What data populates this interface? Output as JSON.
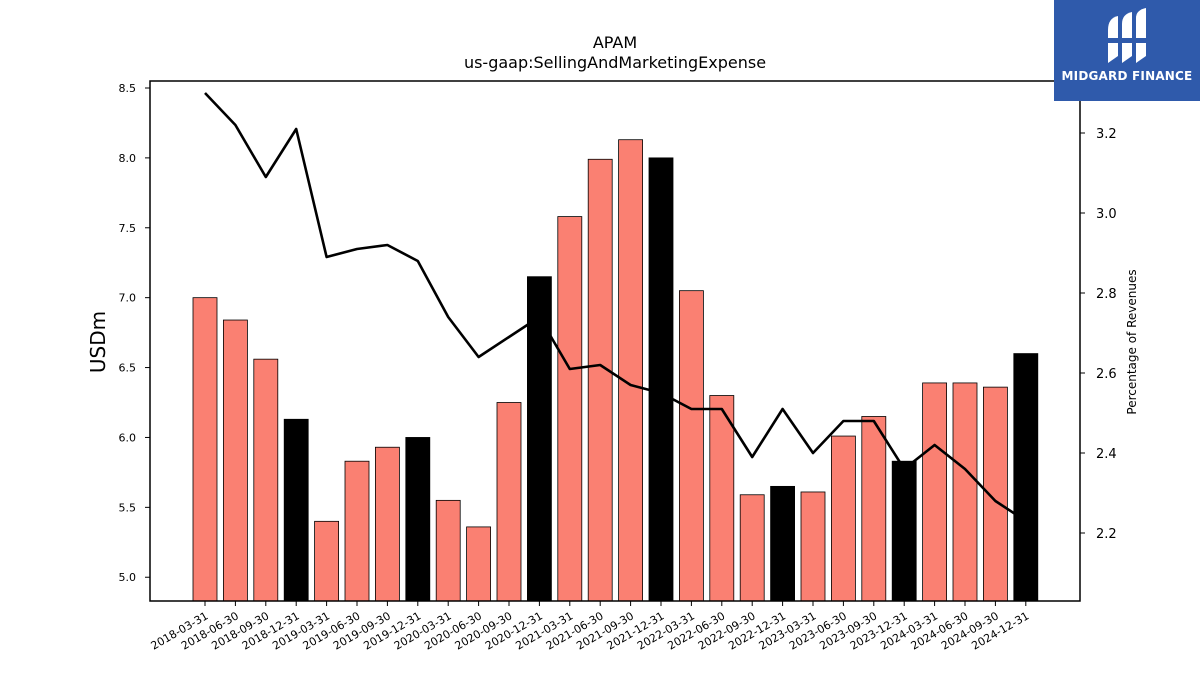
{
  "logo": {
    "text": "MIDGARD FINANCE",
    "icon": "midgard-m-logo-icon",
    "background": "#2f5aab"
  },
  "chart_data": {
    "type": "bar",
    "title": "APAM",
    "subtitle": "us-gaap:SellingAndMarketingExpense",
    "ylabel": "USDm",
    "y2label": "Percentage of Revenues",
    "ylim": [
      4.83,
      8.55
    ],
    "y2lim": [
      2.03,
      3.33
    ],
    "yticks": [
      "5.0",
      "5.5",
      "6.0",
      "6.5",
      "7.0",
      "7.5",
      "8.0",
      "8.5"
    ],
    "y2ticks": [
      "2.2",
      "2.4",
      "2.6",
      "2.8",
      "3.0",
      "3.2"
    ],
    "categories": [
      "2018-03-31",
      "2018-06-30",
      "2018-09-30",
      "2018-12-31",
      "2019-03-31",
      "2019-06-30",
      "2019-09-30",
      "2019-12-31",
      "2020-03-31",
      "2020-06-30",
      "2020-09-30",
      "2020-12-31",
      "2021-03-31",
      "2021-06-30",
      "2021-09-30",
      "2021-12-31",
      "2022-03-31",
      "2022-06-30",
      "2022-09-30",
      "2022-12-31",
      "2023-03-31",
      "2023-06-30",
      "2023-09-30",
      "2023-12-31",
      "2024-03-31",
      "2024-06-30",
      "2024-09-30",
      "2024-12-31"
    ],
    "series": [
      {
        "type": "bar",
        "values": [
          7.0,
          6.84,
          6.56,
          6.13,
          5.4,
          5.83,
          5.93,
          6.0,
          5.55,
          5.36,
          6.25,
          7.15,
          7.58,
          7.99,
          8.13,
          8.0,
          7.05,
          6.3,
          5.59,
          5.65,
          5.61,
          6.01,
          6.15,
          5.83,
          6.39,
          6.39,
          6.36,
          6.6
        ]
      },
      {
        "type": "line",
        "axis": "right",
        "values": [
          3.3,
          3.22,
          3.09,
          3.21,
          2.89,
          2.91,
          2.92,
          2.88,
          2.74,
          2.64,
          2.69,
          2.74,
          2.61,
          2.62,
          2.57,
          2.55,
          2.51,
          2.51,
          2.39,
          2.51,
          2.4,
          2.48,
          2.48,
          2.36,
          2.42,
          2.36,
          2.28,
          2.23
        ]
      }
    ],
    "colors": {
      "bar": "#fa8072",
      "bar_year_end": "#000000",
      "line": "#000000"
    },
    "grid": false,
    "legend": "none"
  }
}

Set task — Set down the material exactly, every line of it, except for the pictures.

Solved problem —
What data populates this interface? Output as JSON.
{
  "logo": {
    "text": "MIDGARD FINANCE",
    "icon": "midgard-m-logo-icon",
    "background": "#2f5aab"
  },
  "chart_data": {
    "type": "bar",
    "title": "APAM",
    "subtitle": "us-gaap:SellingAndMarketingExpense",
    "ylabel": "USDm",
    "y2label": "Percentage of Revenues",
    "ylim": [
      4.83,
      8.55
    ],
    "y2lim": [
      2.03,
      3.33
    ],
    "yticks": [
      "5.0",
      "5.5",
      "6.0",
      "6.5",
      "7.0",
      "7.5",
      "8.0",
      "8.5"
    ],
    "y2ticks": [
      "2.2",
      "2.4",
      "2.6",
      "2.8",
      "3.0",
      "3.2"
    ],
    "categories": [
      "2018-03-31",
      "2018-06-30",
      "2018-09-30",
      "2018-12-31",
      "2019-03-31",
      "2019-06-30",
      "2019-09-30",
      "2019-12-31",
      "2020-03-31",
      "2020-06-30",
      "2020-09-30",
      "2020-12-31",
      "2021-03-31",
      "2021-06-30",
      "2021-09-30",
      "2021-12-31",
      "2022-03-31",
      "2022-06-30",
      "2022-09-30",
      "2022-12-31",
      "2023-03-31",
      "2023-06-30",
      "2023-09-30",
      "2023-12-31",
      "2024-03-31",
      "2024-06-30",
      "2024-09-30",
      "2024-12-31"
    ],
    "series": [
      {
        "type": "bar",
        "values": [
          7.0,
          6.84,
          6.56,
          6.13,
          5.4,
          5.83,
          5.93,
          6.0,
          5.55,
          5.36,
          6.25,
          7.15,
          7.58,
          7.99,
          8.13,
          8.0,
          7.05,
          6.3,
          5.59,
          5.65,
          5.61,
          6.01,
          6.15,
          5.83,
          6.39,
          6.39,
          6.36,
          6.6
        ]
      },
      {
        "type": "line",
        "axis": "right",
        "values": [
          3.3,
          3.22,
          3.09,
          3.21,
          2.89,
          2.91,
          2.92,
          2.88,
          2.74,
          2.64,
          2.69,
          2.74,
          2.61,
          2.62,
          2.57,
          2.55,
          2.51,
          2.51,
          2.39,
          2.51,
          2.4,
          2.48,
          2.48,
          2.36,
          2.42,
          2.36,
          2.28,
          2.23
        ]
      }
    ],
    "colors": {
      "bar": "#fa8072",
      "bar_year_end": "#000000",
      "line": "#000000"
    },
    "grid": false,
    "legend": "none"
  }
}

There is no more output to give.